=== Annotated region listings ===
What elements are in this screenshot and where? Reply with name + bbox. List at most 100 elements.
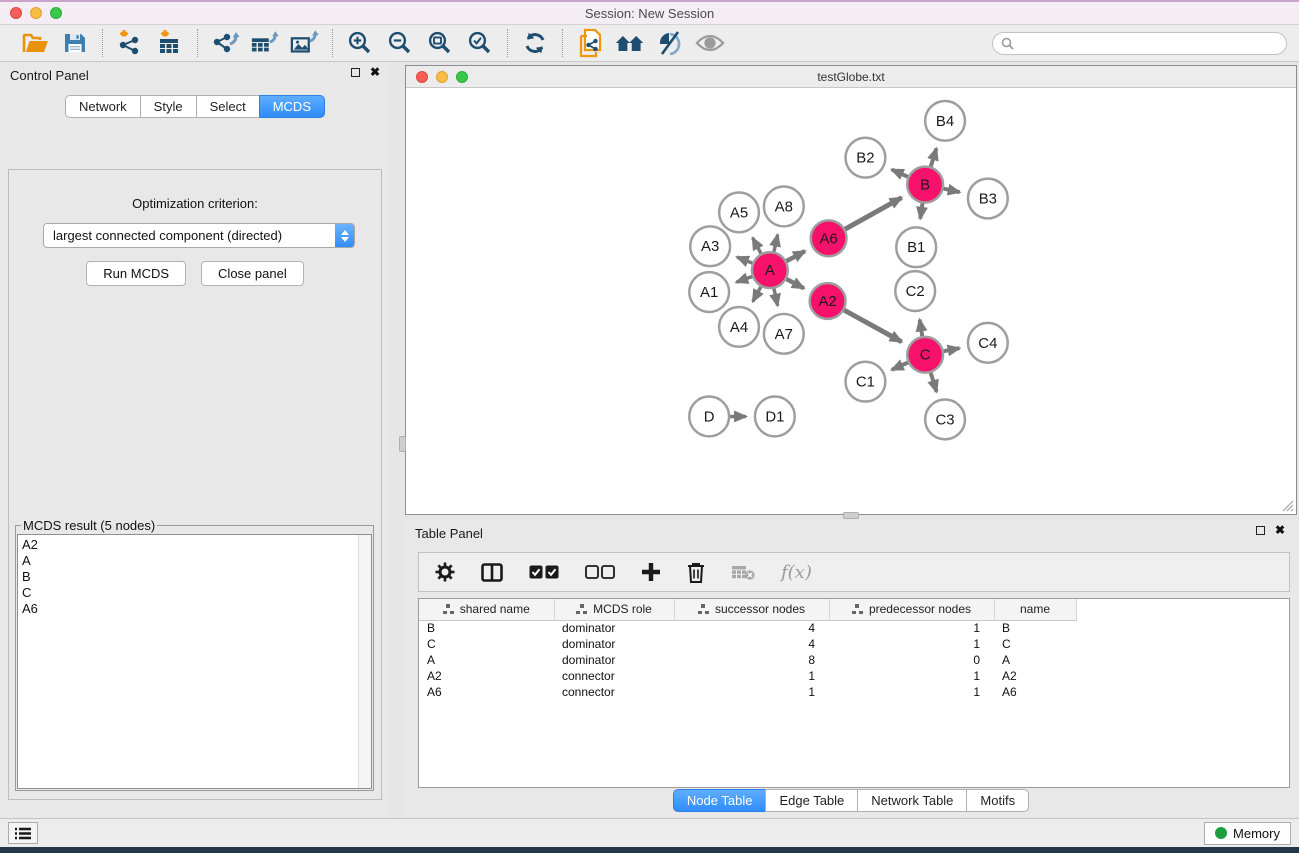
refresh-icon[interactable] xyxy=(520,28,550,58)
zoom-out-icon[interactable] xyxy=(385,28,415,58)
open-file-icon[interactable] xyxy=(20,28,50,58)
run-mcds-button[interactable]: Run MCDS xyxy=(86,261,186,286)
search-box[interactable] xyxy=(992,32,1287,55)
close-panel-icon[interactable]: ✖ xyxy=(370,68,380,77)
table-cell[interactable]: A6 xyxy=(419,684,554,700)
table-cell[interactable]: 0 xyxy=(829,652,994,668)
graph-node-A8[interactable]: A8 xyxy=(764,187,804,227)
memory-button[interactable]: Memory xyxy=(1204,822,1291,845)
column-header-successor-nodes[interactable]: successor nodes xyxy=(674,599,829,620)
tab-edge-table[interactable]: Edge Table xyxy=(765,789,858,812)
graph-node-A1[interactable]: A1 xyxy=(689,272,729,312)
graph-node-A7[interactable]: A7 xyxy=(764,314,804,354)
graph-node-B[interactable]: B xyxy=(907,167,943,203)
table-cell[interactable]: 1 xyxy=(829,620,994,636)
save-session-icon[interactable] xyxy=(60,28,90,58)
table-row[interactable]: Bdominator41B xyxy=(419,620,1076,636)
graph-node-B3[interactable]: B3 xyxy=(968,179,1008,219)
table-cell[interactable]: 4 xyxy=(674,620,829,636)
delete-table-icon[interactable] xyxy=(731,564,755,580)
table-cell[interactable]: 1 xyxy=(829,684,994,700)
export-network-icon[interactable] xyxy=(210,28,240,58)
result-item[interactable]: A xyxy=(22,553,371,569)
result-item[interactable]: C xyxy=(22,585,371,601)
mcds-result-listbox[interactable]: A2ABCA6 xyxy=(17,534,372,789)
graph-node-B1[interactable]: B1 xyxy=(896,227,936,267)
table-cell[interactable]: A2 xyxy=(994,668,1076,684)
tab-network[interactable]: Network xyxy=(65,95,141,118)
table-cell[interactable]: A6 xyxy=(994,684,1076,700)
search-input[interactable] xyxy=(1020,36,1278,50)
table-cell[interactable]: 1 xyxy=(829,636,994,652)
columns-icon[interactable] xyxy=(481,563,503,582)
graph-node-C4[interactable]: C4 xyxy=(968,323,1008,363)
zoom-in-icon[interactable] xyxy=(345,28,375,58)
tab-network-table[interactable]: Network Table xyxy=(857,789,967,812)
column-header-predecessor-nodes[interactable]: predecessor nodes xyxy=(829,599,994,620)
select-all-icon[interactable] xyxy=(529,565,559,579)
list-scrollbar[interactable] xyxy=(358,535,371,788)
deselect-all-icon[interactable] xyxy=(585,565,615,579)
network-canvas[interactable]: B4B2BB3A5A8A6A3B1AA1C2A2A4A7C4CC1C3DD1 xyxy=(406,89,1296,514)
graph-node-C[interactable]: C xyxy=(907,337,943,373)
close-panel-button[interactable]: Close panel xyxy=(201,261,304,286)
tab-motifs[interactable]: Motifs xyxy=(966,789,1029,812)
graph-node-B2[interactable]: B2 xyxy=(846,138,886,178)
table-cell[interactable]: 1 xyxy=(829,668,994,684)
table-cell[interactable]: dominator xyxy=(554,636,674,652)
graph-node-A3[interactable]: A3 xyxy=(690,226,730,266)
table-cell[interactable]: 1 xyxy=(674,668,829,684)
graph-node-C1[interactable]: C1 xyxy=(846,362,886,402)
table-cell[interactable]: connector xyxy=(554,668,674,684)
column-header-name[interactable]: name xyxy=(994,599,1076,620)
graph-node-C2[interactable]: C2 xyxy=(895,271,935,311)
tab-style[interactable]: Style xyxy=(140,95,197,118)
table-cell[interactable]: A xyxy=(994,652,1076,668)
graph-node-B4[interactable]: B4 xyxy=(925,101,965,141)
graph-node-A5[interactable]: A5 xyxy=(719,193,759,233)
graphics-details-icon[interactable] xyxy=(655,28,685,58)
home-icon[interactable] xyxy=(615,28,645,58)
table-cell[interactable]: dominator xyxy=(554,652,674,668)
table-cell[interactable]: C xyxy=(419,636,554,652)
table-row[interactable]: Cdominator41C xyxy=(419,636,1076,652)
table-cell[interactable]: C xyxy=(994,636,1076,652)
gear-icon[interactable] xyxy=(435,562,455,582)
graph-node-D1[interactable]: D1 xyxy=(755,397,795,437)
table-row[interactable]: A6connector11A6 xyxy=(419,684,1076,700)
graph-node-A2[interactable]: A2 xyxy=(810,283,846,319)
table-cell[interactable]: B xyxy=(419,620,554,636)
table-cell[interactable]: B xyxy=(994,620,1076,636)
table-cell[interactable]: A2 xyxy=(419,668,554,684)
table-cell[interactable]: connector xyxy=(554,684,674,700)
add-column-icon[interactable] xyxy=(641,562,661,582)
table-cell[interactable]: 4 xyxy=(674,636,829,652)
result-item[interactable]: A2 xyxy=(22,537,371,553)
table-cell[interactable]: dominator xyxy=(554,620,674,636)
function-builder-icon[interactable]: f(x) xyxy=(781,562,812,583)
graph-node-A[interactable]: A xyxy=(752,252,788,288)
tab-node-table[interactable]: Node Table xyxy=(673,789,767,812)
import-network-icon[interactable] xyxy=(115,28,145,58)
result-item[interactable]: A6 xyxy=(22,601,371,617)
export-table-icon[interactable] xyxy=(250,28,280,58)
column-header-shared-name[interactable]: shared name xyxy=(419,599,554,620)
table-row[interactable]: Adominator80A xyxy=(419,652,1076,668)
table-cell[interactable]: 8 xyxy=(674,652,829,668)
graph-node-D[interactable]: D xyxy=(689,397,729,437)
graph-node-A4[interactable]: A4 xyxy=(719,307,759,347)
float-panel-icon[interactable] xyxy=(351,68,360,77)
horizontal-splitter-handle[interactable] xyxy=(843,512,859,519)
result-item[interactable]: B xyxy=(22,569,371,585)
import-table-icon[interactable] xyxy=(155,28,185,58)
window-resize-grip[interactable] xyxy=(1281,499,1294,512)
table-row[interactable]: A2connector11A2 xyxy=(419,668,1076,684)
float-table-panel-icon[interactable] xyxy=(1256,526,1265,535)
graph-node-A6[interactable]: A6 xyxy=(811,220,847,256)
zoom-fit-icon[interactable] xyxy=(425,28,455,58)
clone-network-icon[interactable] xyxy=(575,28,605,58)
criterion-dropdown[interactable]: largest connected component (directed) xyxy=(43,223,355,248)
table-cell[interactable]: 1 xyxy=(674,684,829,700)
show-hide-icon[interactable] xyxy=(695,28,725,58)
delete-column-icon[interactable] xyxy=(687,562,705,583)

=== WHAT YOU WILL DO ===
Reproduce every line of the material above word for word, leaving out the pictures.

=== ANSWER TO THE EXERCISE ===
What elements are in this screenshot and where? Reply with name + bbox. List at most 100 elements.
refresh-icon[interactable] xyxy=(520,28,550,58)
zoom-out-icon[interactable] xyxy=(385,28,415,58)
open-file-icon[interactable] xyxy=(20,28,50,58)
run-mcds-button[interactable]: Run MCDS xyxy=(86,261,186,286)
search-box[interactable] xyxy=(992,32,1287,55)
close-panel-icon[interactable]: ✖ xyxy=(370,68,380,77)
table-cell[interactable]: A6 xyxy=(419,684,554,700)
table-cell[interactable]: 0 xyxy=(829,652,994,668)
graph-node-A8[interactable]: A8 xyxy=(764,187,804,227)
memory-button[interactable]: Memory xyxy=(1204,822,1291,845)
column-header-successor-nodes[interactable]: successor nodes xyxy=(674,599,829,620)
tab-edge-table[interactable]: Edge Table xyxy=(765,789,858,812)
graph-node-A1[interactable]: A1 xyxy=(689,272,729,312)
graph-node-A7[interactable]: A7 xyxy=(764,314,804,354)
graph-node-B[interactable]: B xyxy=(907,167,943,203)
table-cell[interactable]: 1 xyxy=(829,620,994,636)
save-session-icon[interactable] xyxy=(60,28,90,58)
table-row[interactable]: Bdominator41B xyxy=(419,620,1076,636)
graph-node-B3[interactable]: B3 xyxy=(968,179,1008,219)
table-cell[interactable]: 4 xyxy=(674,620,829,636)
delete-table-icon[interactable] xyxy=(731,564,755,580)
table-cell[interactable]: 1 xyxy=(829,684,994,700)
export-network-icon[interactable] xyxy=(210,28,240,58)
result-item[interactable]: A xyxy=(22,553,371,569)
result-item[interactable]: C xyxy=(22,585,371,601)
mcds-result-listbox[interactable]: A2ABCA6 xyxy=(17,534,372,789)
graph-node-B1[interactable]: B1 xyxy=(896,227,936,267)
table-cell[interactable]: A2 xyxy=(994,668,1076,684)
tab-network[interactable]: Network xyxy=(65,95,141,118)
table-cell[interactable]: A6 xyxy=(994,684,1076,700)
search-input[interactable] xyxy=(1020,36,1278,50)
table-cell[interactable]: 1 xyxy=(829,636,994,652)
columns-icon[interactable] xyxy=(481,563,503,582)
graph-node-C4[interactable]: C4 xyxy=(968,323,1008,363)
zoom-in-icon[interactable] xyxy=(345,28,375,58)
tab-network-table[interactable]: Network Table xyxy=(857,789,967,812)
column-header-predecessor-nodes[interactable]: predecessor nodes xyxy=(829,599,994,620)
select-all-icon[interactable] xyxy=(529,565,559,579)
list-scrollbar[interactable] xyxy=(358,535,371,788)
deselect-all-icon[interactable] xyxy=(585,565,615,579)
network-canvas[interactable]: B4B2BB3A5A8A6A3B1AA1C2A2A4A7C4CC1C3DD1 xyxy=(406,89,1296,514)
graph-node-C[interactable]: C xyxy=(907,337,943,373)
close-panel-button[interactable]: Close panel xyxy=(201,261,304,286)
tab-motifs[interactable]: Motifs xyxy=(966,789,1029,812)
graph-node-B2[interactable]: B2 xyxy=(846,138,886,178)
table-cell[interactable]: 1 xyxy=(829,668,994,684)
table-cell[interactable]: dominator xyxy=(554,636,674,652)
graph-node-A3[interactable]: A3 xyxy=(690,226,730,266)
table-cell[interactable]: 1 xyxy=(674,668,829,684)
graph-node-C1[interactable]: C1 xyxy=(846,362,886,402)
table-cell[interactable]: connector xyxy=(554,668,674,684)
column-header-name[interactable]: name xyxy=(994,599,1076,620)
graph-node-C2[interactable]: C2 xyxy=(895,271,935,311)
tab-style[interactable]: Style xyxy=(140,95,197,118)
table-cell[interactable]: A xyxy=(994,652,1076,668)
graph-node-B4[interactable]: B4 xyxy=(925,101,965,141)
graph-node-A5[interactable]: A5 xyxy=(719,193,759,233)
graphics-details-icon[interactable] xyxy=(655,28,685,58)
home-icon[interactable] xyxy=(615,28,645,58)
table-cell[interactable]: dominator xyxy=(554,652,674,668)
table-cell[interactable]: C xyxy=(419,636,554,652)
table-row[interactable]: Cdominator41C xyxy=(419,636,1076,652)
table-cell[interactable]: C xyxy=(994,636,1076,652)
gear-icon[interactable] xyxy=(435,562,455,582)
graph-node-D1[interactable]: D1 xyxy=(755,397,795,437)
table-row[interactable]: A6connector11A6 xyxy=(419,684,1076,700)
graph-node-A2[interactable]: A2 xyxy=(810,283,846,319)
table-cell[interactable]: B xyxy=(419,620,554,636)
table-cell[interactable]: B xyxy=(994,620,1076,636)
table-cell[interactable]: A2 xyxy=(419,668,554,684)
table-cell[interactable]: connector xyxy=(554,684,674,700)
add-column-icon[interactable] xyxy=(641,562,661,582)
table-cell[interactable]: 4 xyxy=(674,636,829,652)
result-item[interactable]: A2 xyxy=(22,537,371,553)
table-cell[interactable]: dominator xyxy=(554,620,674,636)
function-builder-icon[interactable]: f(x) xyxy=(781,562,812,583)
graph-node-A[interactable]: A xyxy=(752,252,788,288)
tab-node-table[interactable]: Node Table xyxy=(673,789,767,812)
import-network-icon[interactable] xyxy=(115,28,145,58)
result-item[interactable]: A6 xyxy=(22,601,371,617)
export-table-icon[interactable] xyxy=(250,28,280,58)
column-header-shared-name[interactable]: shared name xyxy=(419,599,554,620)
table-row[interactable]: Adominator80A xyxy=(419,652,1076,668)
table-cell[interactable]: 8 xyxy=(674,652,829,668)
graph-node-D[interactable]: D xyxy=(689,397,729,437)
graph-node-A4[interactable]: A4 xyxy=(719,307,759,347)
float-panel-icon[interactable] xyxy=(351,68,360,77)
horizontal-splitter-handle[interactable] xyxy=(843,512,859,519)
result-item[interactable]: B xyxy=(22,569,371,585)
import-table-icon[interactable] xyxy=(155,28,185,58)
window-resize-grip[interactable] xyxy=(1281,499,1294,512)
table-row[interactable]: A2connector11A2 xyxy=(419,668,1076,684)
float-table-panel-icon[interactable] xyxy=(1256,526,1265,535)
graph-node-A6[interactable]: A6 xyxy=(811,220,847,256)
zoom-fit-icon[interactable] xyxy=(425,28,455,58)
clone-network-icon[interactable] xyxy=(575,28,605,58)
criterion-dropdown[interactable]: largest connected component (directed) xyxy=(43,223,355,248)
table-cell[interactable]: 1 xyxy=(674,684,829,700)
show-hide-icon[interactable] xyxy=(695,28,725,58)
delete-column-icon[interactable] xyxy=(687,562,705,583)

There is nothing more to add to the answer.